- **Problem description**:
Your task is to restate the data word for word.

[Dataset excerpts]
# # # # #

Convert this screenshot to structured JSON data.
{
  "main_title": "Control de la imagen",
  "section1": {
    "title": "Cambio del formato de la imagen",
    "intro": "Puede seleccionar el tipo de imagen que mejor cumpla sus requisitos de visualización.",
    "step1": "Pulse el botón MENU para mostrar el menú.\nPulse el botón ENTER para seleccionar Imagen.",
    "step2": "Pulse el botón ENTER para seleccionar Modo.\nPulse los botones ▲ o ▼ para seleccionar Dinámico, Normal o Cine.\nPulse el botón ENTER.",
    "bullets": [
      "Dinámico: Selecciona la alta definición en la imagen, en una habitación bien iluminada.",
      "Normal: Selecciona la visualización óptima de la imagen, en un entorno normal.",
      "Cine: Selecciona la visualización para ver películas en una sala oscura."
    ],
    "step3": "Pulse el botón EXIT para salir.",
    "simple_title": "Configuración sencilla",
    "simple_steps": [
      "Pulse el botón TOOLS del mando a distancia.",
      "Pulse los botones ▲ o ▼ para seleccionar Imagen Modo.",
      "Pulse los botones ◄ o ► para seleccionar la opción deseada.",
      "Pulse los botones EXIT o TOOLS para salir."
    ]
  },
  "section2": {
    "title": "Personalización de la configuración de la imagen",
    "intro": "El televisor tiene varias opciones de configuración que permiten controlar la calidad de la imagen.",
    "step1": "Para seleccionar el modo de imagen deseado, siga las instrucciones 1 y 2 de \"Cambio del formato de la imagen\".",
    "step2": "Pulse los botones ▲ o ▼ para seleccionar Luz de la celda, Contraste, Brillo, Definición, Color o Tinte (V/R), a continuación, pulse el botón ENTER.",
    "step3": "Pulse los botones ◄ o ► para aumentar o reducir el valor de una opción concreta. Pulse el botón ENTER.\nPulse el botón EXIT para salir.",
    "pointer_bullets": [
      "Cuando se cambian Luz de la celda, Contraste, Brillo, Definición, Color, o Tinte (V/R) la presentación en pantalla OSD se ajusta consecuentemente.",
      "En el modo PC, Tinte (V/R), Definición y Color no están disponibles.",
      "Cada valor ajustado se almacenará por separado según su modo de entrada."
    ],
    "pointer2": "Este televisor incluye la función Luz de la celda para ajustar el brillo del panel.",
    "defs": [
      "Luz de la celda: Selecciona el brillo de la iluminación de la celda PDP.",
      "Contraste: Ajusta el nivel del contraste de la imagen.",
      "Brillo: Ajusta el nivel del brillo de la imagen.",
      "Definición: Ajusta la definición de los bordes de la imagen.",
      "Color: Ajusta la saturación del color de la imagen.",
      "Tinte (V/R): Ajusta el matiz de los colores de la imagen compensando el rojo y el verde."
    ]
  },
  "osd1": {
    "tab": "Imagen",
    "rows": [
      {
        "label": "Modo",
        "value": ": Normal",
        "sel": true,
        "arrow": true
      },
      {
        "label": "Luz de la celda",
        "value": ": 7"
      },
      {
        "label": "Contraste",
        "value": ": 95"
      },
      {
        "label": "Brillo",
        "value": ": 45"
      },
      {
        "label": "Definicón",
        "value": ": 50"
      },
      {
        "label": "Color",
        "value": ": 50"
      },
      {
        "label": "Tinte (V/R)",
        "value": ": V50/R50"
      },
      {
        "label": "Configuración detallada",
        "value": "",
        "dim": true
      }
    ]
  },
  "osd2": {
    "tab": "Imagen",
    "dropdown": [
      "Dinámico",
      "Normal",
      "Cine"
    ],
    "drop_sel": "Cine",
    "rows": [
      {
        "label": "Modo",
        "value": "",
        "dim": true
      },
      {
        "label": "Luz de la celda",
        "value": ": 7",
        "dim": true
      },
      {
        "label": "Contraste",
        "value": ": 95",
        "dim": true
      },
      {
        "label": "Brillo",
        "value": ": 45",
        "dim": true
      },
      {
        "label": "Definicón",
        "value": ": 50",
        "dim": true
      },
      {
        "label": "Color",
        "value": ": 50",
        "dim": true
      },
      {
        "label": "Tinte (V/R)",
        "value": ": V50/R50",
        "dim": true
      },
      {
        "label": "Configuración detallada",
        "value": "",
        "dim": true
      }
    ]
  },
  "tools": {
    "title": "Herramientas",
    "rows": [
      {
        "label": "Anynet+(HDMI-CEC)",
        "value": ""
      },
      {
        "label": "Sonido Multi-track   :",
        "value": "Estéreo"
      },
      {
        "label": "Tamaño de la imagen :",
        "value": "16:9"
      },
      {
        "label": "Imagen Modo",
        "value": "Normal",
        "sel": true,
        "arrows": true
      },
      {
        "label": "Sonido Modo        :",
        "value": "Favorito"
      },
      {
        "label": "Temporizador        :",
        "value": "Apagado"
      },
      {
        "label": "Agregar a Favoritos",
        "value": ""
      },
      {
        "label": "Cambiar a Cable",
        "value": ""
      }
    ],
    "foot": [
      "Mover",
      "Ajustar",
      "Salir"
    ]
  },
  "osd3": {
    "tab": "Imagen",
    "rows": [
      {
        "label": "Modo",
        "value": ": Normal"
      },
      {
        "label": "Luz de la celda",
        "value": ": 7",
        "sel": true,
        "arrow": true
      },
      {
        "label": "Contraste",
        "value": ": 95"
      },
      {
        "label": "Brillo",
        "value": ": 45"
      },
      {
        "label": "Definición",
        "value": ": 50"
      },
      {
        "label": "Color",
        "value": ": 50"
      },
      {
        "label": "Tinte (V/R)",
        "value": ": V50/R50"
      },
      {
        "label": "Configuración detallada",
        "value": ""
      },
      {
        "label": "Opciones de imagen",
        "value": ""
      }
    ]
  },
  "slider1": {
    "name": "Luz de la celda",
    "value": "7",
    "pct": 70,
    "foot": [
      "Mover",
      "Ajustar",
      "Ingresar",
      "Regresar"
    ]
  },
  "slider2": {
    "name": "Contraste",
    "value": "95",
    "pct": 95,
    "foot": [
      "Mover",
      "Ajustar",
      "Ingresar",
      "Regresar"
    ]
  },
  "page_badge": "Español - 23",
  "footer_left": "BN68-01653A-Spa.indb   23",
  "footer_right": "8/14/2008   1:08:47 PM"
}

# # # # #

- **Answer for this exercise**:
Convert this screenshot to structured JSON data.
{
  "main_title": "Control de la imagen",
  "section1": {
    "title": "Cambio del formato de la imagen",
    "intro": "Puede seleccionar el tipo de imagen que mejor cumpla sus requisitos de visualización.",
    "step1": "Pulse el botón MENU para mostrar el menú.\nPulse el botón ENTER para seleccionar Imagen.",
    "step2": "Pulse el botón ENTER para seleccionar Modo.\nPulse los botones ▲ o ▼ para seleccionar Dinámico, Normal o Cine.\nPulse el botón ENTER.",
    "bullets": [
      "Dinámico: Selecciona la alta definición en la imagen, en una habitación bien iluminada.",
      "Normal: Selecciona la visualización óptima de la imagen, en un entorno normal.",
      "Cine: Selecciona la visualización para ver películas en una sala oscura."
    ],
    "step3": "Pulse el botón EXIT para salir.",
    "simple_title": "Configuración sencilla",
    "simple_steps": [
      "Pulse el botón TOOLS del mando a distancia.",
      "Pulse los botones ▲ o ▼ para seleccionar Imagen Modo.",
      "Pulse los botones ◄ o ► para seleccionar la opción deseada.",
      "Pulse los botones EXIT o TOOLS para salir."
    ]
  },
  "section2": {
    "title": "Personalización de la configuración de la imagen",
    "intro": "El televisor tiene varias opciones de configuración que permiten controlar la calidad de la imagen.",
    "step1": "Para seleccionar el modo de imagen deseado, siga las instrucciones 1 y 2 de \"Cambio del formato de la imagen\".",
    "step2": "Pulse los botones ▲ o ▼ para seleccionar Luz de la celda, Contraste, Brillo, Definición, Color o Tinte (V/R), a continuación, pulse el botón ENTER.",
    "step3": "Pulse los botones ◄ o ► para aumentar o reducir el valor de una opción concreta. Pulse el botón ENTER.\nPulse el botón EXIT para salir.",
    "pointer_bullets": [
      "Cuando se cambian Luz de la celda, Contraste, Brillo, Definición, Color, o Tinte (V/R) la presentación en pantalla OSD se ajusta consecuentemente.",
      "En el modo PC, Tinte (V/R), Definición y Color no están disponibles.",
      "Cada valor ajustado se almacenará por separado según su modo de entrada."
    ],
    "pointer2": "Este televisor incluye la función Luz de la celda para ajustar el brillo del panel.",
    "defs": [
      "Luz de la celda: Selecciona el brillo de la iluminación de la celda PDP.",
      "Contraste: Ajusta el nivel del contraste de la imagen.",
      "Brillo: Ajusta el nivel del brillo de la imagen.",
      "Definición: Ajusta la definición de los bordes de la imagen.",
      "Color: Ajusta la saturación del color de la imagen.",
      "Tinte (V/R): Ajusta el matiz de los colores de la imagen compensando el rojo y el verde."
    ]
  },
  "osd1": {
    "tab": "Imagen",
    "rows": [
      {
        "label": "Modo",
        "value": ": Normal",
        "sel": true,
        "arrow": true
      },
      {
        "label": "Luz de la celda",
        "value": ": 7"
      },
      {
        "label": "Contraste",
        "value": ": 95"
      },
      {
        "label": "Brillo",
        "value": ": 45"
      },
      {
        "label": "Definicón",
        "value": ": 50"
      },
      {
        "label": "Color",
        "value": ": 50"
      },
      {
        "label": "Tinte (V/R)",
        "value": ": V50/R50"
      },
      {
        "label": "Configuración detallada",
        "value": "",
        "dim": true
      }
    ]
  },
  "osd2": {
    "tab": "Imagen",
    "dropdown": [
      "Dinámico",
      "Normal",
      "Cine"
    ],
    "drop_sel": "Cine",
    "rows": [
      {
        "label": "Modo",
        "value": "",
        "dim": true
      },
      {
        "label": "Luz de la celda",
        "value": ": 7",
        "dim": true
      },
      {
        "label": "Contraste",
        "value": ": 95",
        "dim": true
      },
      {
        "label": "Brillo",
        "value": ": 45",
        "dim": true
      },
      {
        "label": "Definicón",
        "value": ": 50",
        "dim": true
      },
      {
        "label": "Color",
        "value": ": 50",
        "dim": true
      },
      {
        "label": "Tinte (V/R)",
        "value": ": V50/R50",
        "dim": true
      },
      {
        "label": "Configuración detallada",
        "value": "",
        "dim": true
      }
    ]
  },
  "tools": {
    "title": "Herramientas",
    "rows": [
      {
        "label": "Anynet+(HDMI-CEC)",
        "value": ""
      },
      {
        "label": "Sonido Multi-track   :",
        "value": "Estéreo"
      },
      {
        "label": "Tamaño de la imagen :",
        "value": "16:9"
      },
      {
        "label": "Imagen Modo",
        "value": "Normal",
        "sel": true,
        "arrows": true
      },
      {
        "label": "Sonido Modo        :",
        "value": "Favorito"
      },
      {
        "label": "Temporizador        :",
        "value": "Apagado"
      },
      {
        "label": "Agregar a Favoritos",
        "value": ""
      },
      {
        "label": "Cambiar a Cable",
        "value": ""
      }
    ],
    "foot": [
      "Mover",
      "Ajustar",
      "Salir"
    ]
  },
  "osd3": {
    "tab": "Imagen",
    "rows": [
      {
        "label": "Modo",
        "value": ": Normal"
      },
      {
        "label": "Luz de la celda",
        "value": ": 7",
        "sel": true,
        "arrow": true
      },
      {
        "label": "Contraste",
        "value": ": 95"
      },
      {
        "label": "Brillo",
        "value": ": 45"
      },
      {
        "label": "Definición",
        "value": ": 50"
      },
      {
        "label": "Color",
        "value": ": 50"
      },
      {
        "label": "Tinte (V/R)",
        "value": ": V50/R50"
      },
      {
        "label": "Configuración detallada",
        "value": ""
      },
      {
        "label": "Opciones de imagen",
        "value": ""
      }
    ]
  },
  "slider1": {
    "name": "Luz de la celda",
    "value": "7",
    "pct": 70,
    "foot": [
      "Mover",
      "Ajustar",
      "Ingresar",
      "Regresar"
    ]
  },
  "slider2": {
    "name": "Contraste",
    "value": "95",
    "pct": 95,
    "foot": [
      "Mover",
      "Ajustar",
      "Ingresar",
      "Regresar"
    ]
  },
  "page_badge": "Español - 23",
  "footer_left": "BN68-01653A-Spa.indb   23",
  "footer_right": "8/14/2008   1:08:47 PM"
}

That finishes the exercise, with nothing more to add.